** Your goal **
The records that follow must be reproduced in full, exactly as written.
....
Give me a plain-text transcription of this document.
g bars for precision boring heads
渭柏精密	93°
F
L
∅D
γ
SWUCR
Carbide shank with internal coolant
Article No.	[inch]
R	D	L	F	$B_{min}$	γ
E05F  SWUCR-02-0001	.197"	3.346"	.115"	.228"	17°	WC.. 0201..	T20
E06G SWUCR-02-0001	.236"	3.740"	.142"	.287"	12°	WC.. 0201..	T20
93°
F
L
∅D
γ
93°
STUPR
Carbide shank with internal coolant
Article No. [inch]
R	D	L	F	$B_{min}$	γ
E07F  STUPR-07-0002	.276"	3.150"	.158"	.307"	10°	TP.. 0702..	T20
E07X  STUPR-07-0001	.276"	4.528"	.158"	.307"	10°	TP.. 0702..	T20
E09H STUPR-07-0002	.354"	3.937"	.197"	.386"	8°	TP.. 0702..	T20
....
** Reply to the task **
Give me a plain-text transcription of this document.
g bars for precision boring heads
渭柏精密	93°
F
L
∅D
γ
SWUCR
Carbide shank with internal coolant
Article No.	[inch]
R	D	L	F	$B_{min}$	γ
E05F  SWUCR-02-0001	.197"	3.346"	.115"	.228"	17°	WC.. 0201..	T20
E06G SWUCR-02-0001	.236"	3.740"	.142"	.287"	12°	WC.. 0201..	T20
93°
F
L
∅D
γ
93°
STUPR
Carbide shank with internal coolant
Article No. [inch]
R	D	L	F	$B_{min}$	γ
E07F  STUPR-07-0002	.276"	3.150"	.158"	.307"	10°	TP.. 0702..	T20
E07X  STUPR-07-0001	.276"	4.528"	.158"	.307"	10°	TP.. 0702..	T20
E09H STUPR-07-0002	.354"	3.937"	.197"	.386"	8°	TP.. 0702..	T20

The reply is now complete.